What the task asks :: Pull out every line of the entries that contains the string "percent", treating case as significant.

(Element and coordinate entries)
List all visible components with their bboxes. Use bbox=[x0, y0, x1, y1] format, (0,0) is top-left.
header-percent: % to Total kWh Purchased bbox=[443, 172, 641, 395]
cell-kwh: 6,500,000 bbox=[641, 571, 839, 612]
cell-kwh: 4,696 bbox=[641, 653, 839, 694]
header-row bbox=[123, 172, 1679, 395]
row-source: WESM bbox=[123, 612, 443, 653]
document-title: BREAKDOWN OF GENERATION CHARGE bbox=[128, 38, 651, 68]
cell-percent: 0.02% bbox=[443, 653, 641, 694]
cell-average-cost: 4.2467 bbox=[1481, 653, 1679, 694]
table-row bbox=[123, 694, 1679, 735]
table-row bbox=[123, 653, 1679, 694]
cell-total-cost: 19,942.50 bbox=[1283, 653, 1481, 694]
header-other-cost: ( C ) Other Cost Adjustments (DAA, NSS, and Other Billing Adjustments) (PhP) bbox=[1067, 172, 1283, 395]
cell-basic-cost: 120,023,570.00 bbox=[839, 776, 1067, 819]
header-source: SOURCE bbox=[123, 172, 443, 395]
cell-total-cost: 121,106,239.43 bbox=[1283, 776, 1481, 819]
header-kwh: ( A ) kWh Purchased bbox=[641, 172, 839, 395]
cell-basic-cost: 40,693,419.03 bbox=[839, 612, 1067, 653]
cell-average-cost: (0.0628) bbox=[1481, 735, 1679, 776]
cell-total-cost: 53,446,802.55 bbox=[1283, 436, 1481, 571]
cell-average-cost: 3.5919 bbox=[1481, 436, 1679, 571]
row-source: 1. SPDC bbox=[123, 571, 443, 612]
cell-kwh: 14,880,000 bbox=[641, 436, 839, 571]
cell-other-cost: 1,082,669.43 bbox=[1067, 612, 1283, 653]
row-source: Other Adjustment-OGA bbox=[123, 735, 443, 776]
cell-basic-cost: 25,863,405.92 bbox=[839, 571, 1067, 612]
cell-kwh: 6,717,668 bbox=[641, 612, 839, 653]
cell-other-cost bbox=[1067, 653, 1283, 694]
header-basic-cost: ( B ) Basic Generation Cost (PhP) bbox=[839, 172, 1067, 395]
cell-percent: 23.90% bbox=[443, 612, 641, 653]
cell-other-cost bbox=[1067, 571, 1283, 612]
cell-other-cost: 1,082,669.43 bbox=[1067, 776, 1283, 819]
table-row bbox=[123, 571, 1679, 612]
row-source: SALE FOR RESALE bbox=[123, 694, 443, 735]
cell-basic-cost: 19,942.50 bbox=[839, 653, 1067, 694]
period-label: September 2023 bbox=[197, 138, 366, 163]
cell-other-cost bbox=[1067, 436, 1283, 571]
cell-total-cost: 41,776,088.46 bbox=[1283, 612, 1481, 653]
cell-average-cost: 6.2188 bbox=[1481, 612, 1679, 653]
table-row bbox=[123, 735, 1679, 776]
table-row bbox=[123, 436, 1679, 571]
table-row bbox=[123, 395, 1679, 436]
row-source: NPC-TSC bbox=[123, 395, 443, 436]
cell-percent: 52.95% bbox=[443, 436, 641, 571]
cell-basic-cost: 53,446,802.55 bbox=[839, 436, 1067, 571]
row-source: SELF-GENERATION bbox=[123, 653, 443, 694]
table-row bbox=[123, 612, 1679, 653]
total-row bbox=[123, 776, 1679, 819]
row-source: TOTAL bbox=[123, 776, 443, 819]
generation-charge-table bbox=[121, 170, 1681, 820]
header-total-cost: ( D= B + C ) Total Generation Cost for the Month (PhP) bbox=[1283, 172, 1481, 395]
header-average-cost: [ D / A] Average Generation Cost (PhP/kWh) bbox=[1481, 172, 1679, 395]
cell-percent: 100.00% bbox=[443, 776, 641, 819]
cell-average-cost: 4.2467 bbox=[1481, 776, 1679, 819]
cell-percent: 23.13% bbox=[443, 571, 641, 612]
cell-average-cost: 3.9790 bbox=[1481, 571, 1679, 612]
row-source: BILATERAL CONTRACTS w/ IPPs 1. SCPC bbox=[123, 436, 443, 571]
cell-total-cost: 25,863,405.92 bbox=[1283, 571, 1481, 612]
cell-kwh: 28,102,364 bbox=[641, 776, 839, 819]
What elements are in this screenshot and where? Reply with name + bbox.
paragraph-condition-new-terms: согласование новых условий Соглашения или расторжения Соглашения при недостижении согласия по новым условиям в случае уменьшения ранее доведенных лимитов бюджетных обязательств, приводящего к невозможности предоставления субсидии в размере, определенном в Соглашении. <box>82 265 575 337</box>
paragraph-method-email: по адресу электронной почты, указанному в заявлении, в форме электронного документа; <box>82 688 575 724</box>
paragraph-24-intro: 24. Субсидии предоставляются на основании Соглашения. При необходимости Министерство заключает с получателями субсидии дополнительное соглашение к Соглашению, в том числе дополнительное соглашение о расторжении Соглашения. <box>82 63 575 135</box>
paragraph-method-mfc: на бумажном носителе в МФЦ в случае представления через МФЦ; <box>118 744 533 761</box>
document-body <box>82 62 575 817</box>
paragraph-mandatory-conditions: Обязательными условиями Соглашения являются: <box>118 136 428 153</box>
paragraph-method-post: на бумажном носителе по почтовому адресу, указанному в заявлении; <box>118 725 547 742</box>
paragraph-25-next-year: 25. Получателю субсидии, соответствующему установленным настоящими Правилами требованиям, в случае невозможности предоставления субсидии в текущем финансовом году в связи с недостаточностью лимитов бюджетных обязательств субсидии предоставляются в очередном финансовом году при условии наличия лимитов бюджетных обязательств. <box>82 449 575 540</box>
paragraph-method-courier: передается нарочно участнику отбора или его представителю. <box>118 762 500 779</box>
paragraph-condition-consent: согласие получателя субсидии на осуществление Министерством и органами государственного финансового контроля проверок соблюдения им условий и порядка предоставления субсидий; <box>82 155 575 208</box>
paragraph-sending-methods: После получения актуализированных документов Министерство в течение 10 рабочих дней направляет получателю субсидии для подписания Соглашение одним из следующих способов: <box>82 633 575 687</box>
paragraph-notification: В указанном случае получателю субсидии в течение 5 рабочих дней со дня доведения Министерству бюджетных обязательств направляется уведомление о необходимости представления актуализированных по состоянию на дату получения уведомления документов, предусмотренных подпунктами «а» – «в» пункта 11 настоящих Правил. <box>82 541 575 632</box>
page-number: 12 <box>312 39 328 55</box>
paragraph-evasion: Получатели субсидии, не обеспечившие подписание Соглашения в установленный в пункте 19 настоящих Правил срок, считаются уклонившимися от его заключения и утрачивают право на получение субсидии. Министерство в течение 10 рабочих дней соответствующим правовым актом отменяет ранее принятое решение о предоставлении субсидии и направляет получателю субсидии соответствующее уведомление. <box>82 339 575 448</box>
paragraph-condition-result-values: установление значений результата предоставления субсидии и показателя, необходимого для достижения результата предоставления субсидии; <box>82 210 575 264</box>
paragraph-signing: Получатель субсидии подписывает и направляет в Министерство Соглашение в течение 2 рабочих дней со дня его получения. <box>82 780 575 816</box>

Worked answer ::
header-percent: % to Total kWh Purchased bbox=[443, 172, 641, 395]
cell-percent: 0.02% bbox=[443, 653, 641, 694]
cell-percent: 23.90% bbox=[443, 612, 641, 653]
cell-percent: 52.95% bbox=[443, 436, 641, 571]
cell-percent: 100.00% bbox=[443, 776, 641, 819]
cell-percent: 23.13% bbox=[443, 571, 641, 612]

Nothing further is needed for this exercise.